==== Source data

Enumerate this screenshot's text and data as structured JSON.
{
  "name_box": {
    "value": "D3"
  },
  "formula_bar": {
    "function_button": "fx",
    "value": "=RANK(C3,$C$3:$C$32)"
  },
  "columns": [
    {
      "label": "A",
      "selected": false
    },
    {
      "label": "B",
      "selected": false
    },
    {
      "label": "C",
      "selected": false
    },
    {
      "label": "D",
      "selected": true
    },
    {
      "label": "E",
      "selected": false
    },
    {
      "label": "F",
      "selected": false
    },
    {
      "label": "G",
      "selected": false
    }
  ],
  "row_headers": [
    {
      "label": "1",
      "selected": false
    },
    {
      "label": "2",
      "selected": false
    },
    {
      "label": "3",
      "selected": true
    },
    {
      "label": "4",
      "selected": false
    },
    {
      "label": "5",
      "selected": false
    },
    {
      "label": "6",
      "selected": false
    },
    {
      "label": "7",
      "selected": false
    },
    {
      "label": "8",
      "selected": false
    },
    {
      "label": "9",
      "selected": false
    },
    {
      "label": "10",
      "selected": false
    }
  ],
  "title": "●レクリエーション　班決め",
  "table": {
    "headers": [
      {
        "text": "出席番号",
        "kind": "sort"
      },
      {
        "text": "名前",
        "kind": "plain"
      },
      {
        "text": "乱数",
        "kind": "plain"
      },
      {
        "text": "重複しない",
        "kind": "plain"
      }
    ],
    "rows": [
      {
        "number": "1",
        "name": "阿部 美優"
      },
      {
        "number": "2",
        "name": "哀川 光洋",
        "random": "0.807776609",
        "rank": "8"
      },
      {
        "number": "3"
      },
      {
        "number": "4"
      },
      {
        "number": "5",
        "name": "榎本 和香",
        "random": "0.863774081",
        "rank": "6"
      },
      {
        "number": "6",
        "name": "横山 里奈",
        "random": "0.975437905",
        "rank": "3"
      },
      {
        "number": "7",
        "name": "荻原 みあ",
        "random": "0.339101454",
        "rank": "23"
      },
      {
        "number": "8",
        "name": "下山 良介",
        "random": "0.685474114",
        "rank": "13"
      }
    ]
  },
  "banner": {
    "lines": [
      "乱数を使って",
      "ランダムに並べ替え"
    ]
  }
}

========

→ Stated exercise:
Write out the whole listing again. Match it word for word.

→ Final answer:
Enumerate this screenshot's text and data as structured JSON.
{
  "name_box": {
    "value": "D3"
  },
  "formula_bar": {
    "function_button": "fx",
    "value": "=RANK(C3,$C$3:$C$32)"
  },
  "columns": [
    {
      "label": "A",
      "selected": false
    },
    {
      "label": "B",
      "selected": false
    },
    {
      "label": "C",
      "selected": false
    },
    {
      "label": "D",
      "selected": true
    },
    {
      "label": "E",
      "selected": false
    },
    {
      "label": "F",
      "selected": false
    },
    {
      "label": "G",
      "selected": false
    }
  ],
  "row_headers": [
    {
      "label": "1",
      "selected": false
    },
    {
      "label": "2",
      "selected": false
    },
    {
      "label": "3",
      "selected": true
    },
    {
      "label": "4",
      "selected": false
    },
    {
      "label": "5",
      "selected": false
    },
    {
      "label": "6",
      "selected": false
    },
    {
      "label": "7",
      "selected": false
    },
    {
      "label": "8",
      "selected": false
    },
    {
      "label": "9",
      "selected": false
    },
    {
      "label": "10",
      "selected": false
    }
  ],
  "title": "●レクリエーション　班決め",
  "table": {
    "headers": [
      {
        "text": "出席番号",
        "kind": "sort"
      },
      {
        "text": "名前",
        "kind": "plain"
      },
      {
        "text": "乱数",
        "kind": "plain"
      },
      {
        "text": "重複しない",
        "kind": "plain"
      }
    ],
    "rows": [
      {
        "number": "1",
        "name": "阿部 美優"
      },
      {
        "number": "2",
        "name": "哀川 光洋",
        "random": "0.807776609",
        "rank": "8"
      },
      {
        "number": "3"
      },
      {
        "number": "4"
      },
      {
        "number": "5",
        "name": "榎本 和香",
        "random": "0.863774081",
        "rank": "6"
      },
      {
        "number": "6",
        "name": "横山 里奈",
        "random": "0.975437905",
        "rank": "3"
      },
      {
        "number": "7",
        "name": "荻原 みあ",
        "random": "0.339101454",
        "rank": "23"
      },
      {
        "number": "8",
        "name": "下山 良介",
        "random": "0.685474114",
        "rank": "13"
      }
    ]
  },
  "banner": {
    "lines": [
      "乱数を使って",
      "ランダムに並べ替え"
    ]
  }
}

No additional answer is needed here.